**OBJECTIVE**: In the records that follow, locate every line with "text" and extract it.

**STORED RECORDS**:
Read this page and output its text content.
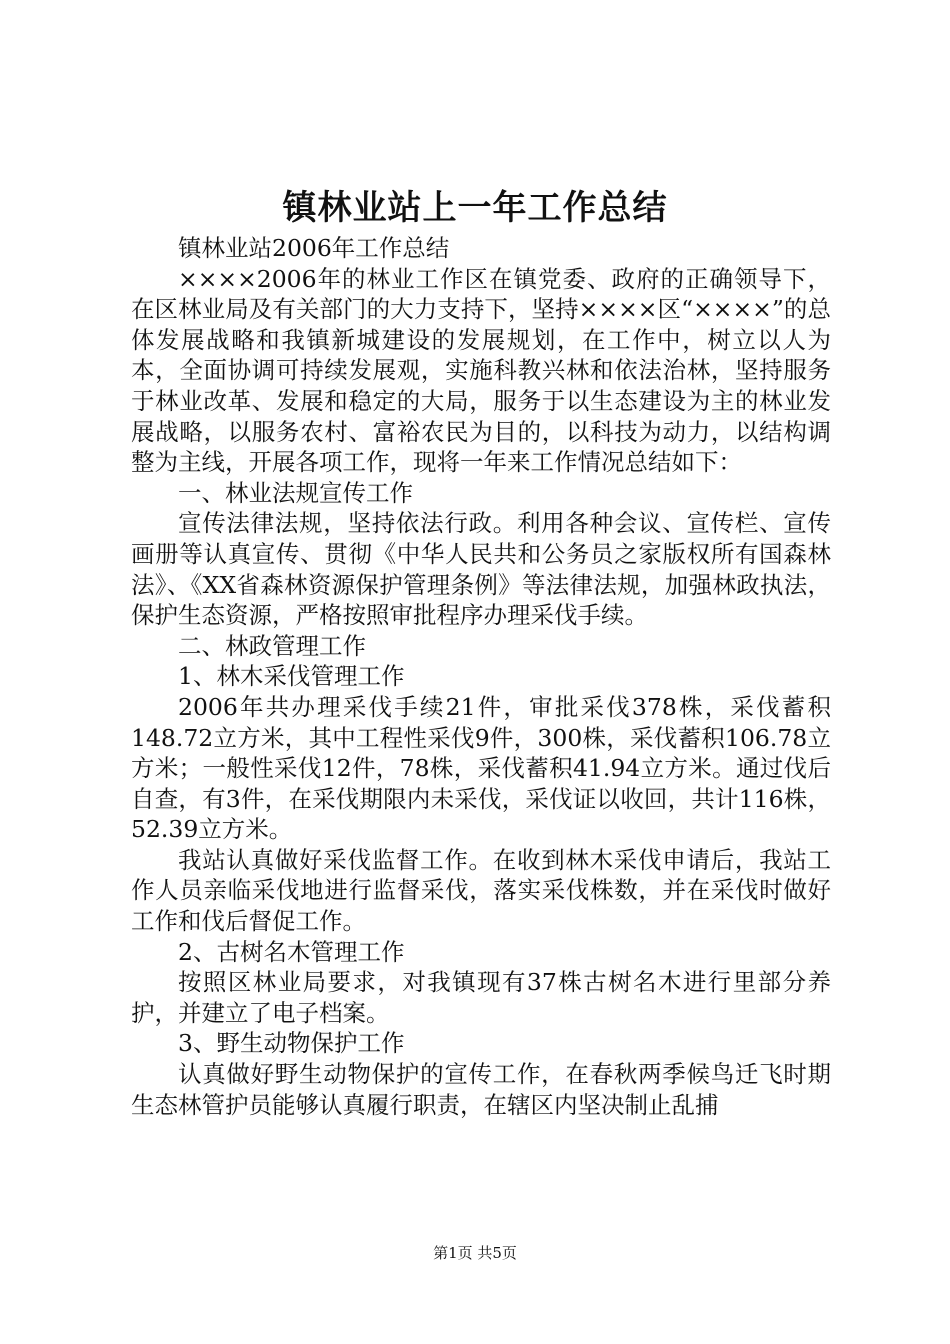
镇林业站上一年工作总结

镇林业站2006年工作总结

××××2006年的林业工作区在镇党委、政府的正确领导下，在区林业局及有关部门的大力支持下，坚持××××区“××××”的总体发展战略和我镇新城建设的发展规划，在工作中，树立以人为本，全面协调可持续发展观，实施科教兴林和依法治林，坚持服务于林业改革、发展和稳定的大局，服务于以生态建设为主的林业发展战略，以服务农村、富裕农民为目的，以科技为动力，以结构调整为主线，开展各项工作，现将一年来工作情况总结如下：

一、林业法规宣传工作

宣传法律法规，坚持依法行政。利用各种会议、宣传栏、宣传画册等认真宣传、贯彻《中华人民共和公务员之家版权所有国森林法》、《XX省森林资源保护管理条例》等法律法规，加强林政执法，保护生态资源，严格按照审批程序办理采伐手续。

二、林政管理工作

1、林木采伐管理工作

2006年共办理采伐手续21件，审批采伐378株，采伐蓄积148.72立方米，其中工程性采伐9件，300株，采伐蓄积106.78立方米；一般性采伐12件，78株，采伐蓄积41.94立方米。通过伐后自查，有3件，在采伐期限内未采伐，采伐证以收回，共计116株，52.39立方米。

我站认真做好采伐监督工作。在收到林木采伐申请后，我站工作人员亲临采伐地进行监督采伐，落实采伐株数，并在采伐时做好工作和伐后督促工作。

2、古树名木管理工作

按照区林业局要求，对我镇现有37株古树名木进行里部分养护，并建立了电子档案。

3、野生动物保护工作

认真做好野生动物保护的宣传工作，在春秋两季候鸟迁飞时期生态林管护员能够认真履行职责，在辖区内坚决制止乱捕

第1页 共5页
* * *
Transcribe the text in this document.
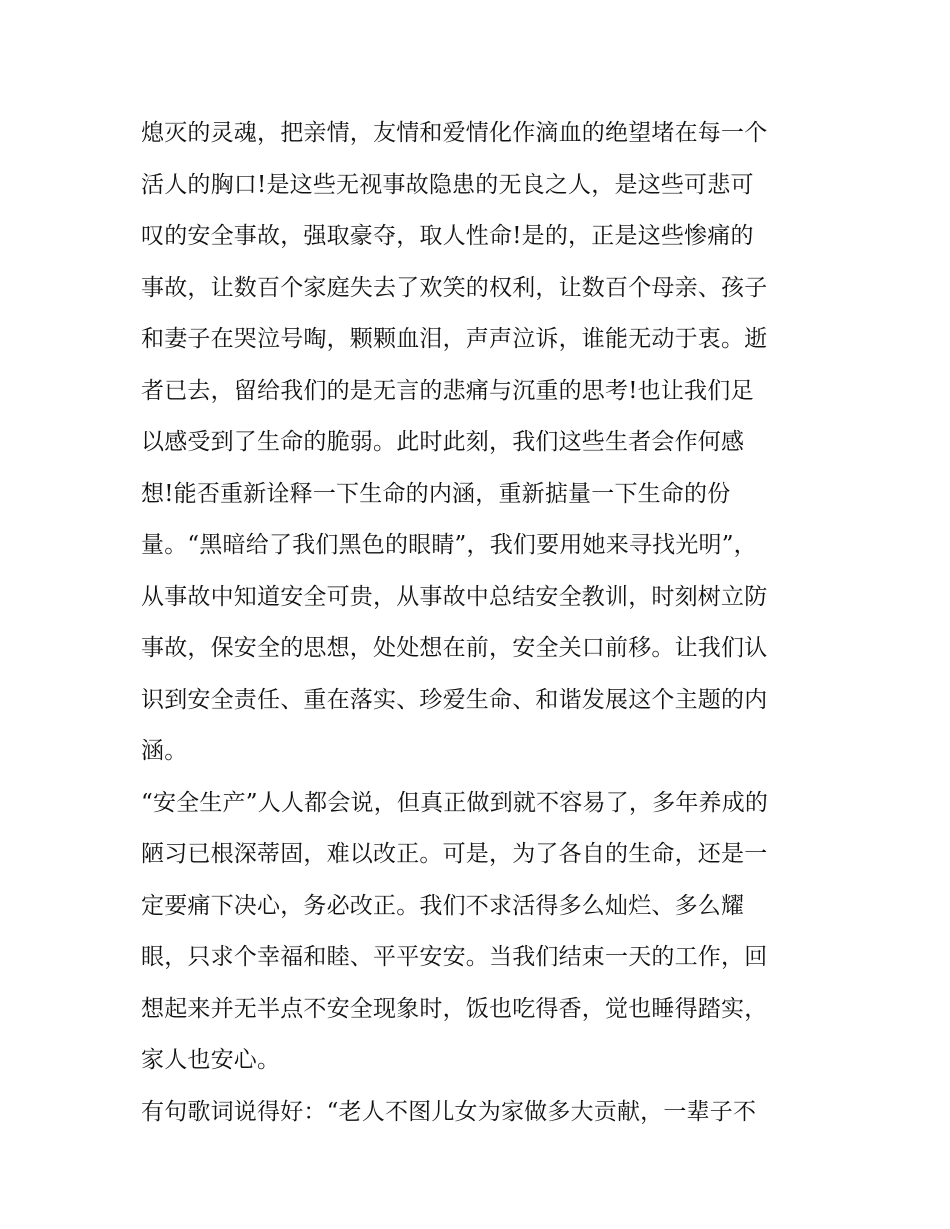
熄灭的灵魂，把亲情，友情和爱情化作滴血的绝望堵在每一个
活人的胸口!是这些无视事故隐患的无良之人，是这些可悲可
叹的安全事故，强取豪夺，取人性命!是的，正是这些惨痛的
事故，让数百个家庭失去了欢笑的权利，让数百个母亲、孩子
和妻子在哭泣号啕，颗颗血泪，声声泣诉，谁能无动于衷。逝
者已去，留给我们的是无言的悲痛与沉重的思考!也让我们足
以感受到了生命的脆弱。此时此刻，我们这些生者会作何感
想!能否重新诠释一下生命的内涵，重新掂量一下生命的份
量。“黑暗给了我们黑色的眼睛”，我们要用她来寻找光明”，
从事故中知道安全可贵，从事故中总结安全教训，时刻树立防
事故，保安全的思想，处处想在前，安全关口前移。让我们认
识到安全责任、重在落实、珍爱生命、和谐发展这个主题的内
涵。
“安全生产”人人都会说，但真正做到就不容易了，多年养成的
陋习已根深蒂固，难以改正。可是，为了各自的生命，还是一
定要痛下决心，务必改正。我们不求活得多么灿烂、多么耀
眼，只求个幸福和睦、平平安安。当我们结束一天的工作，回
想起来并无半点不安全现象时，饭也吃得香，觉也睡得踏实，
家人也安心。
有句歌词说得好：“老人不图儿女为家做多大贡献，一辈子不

**RESULT OF THIS EXERCISE**:
Read this page and output its text content.
Transcribe the text in this document.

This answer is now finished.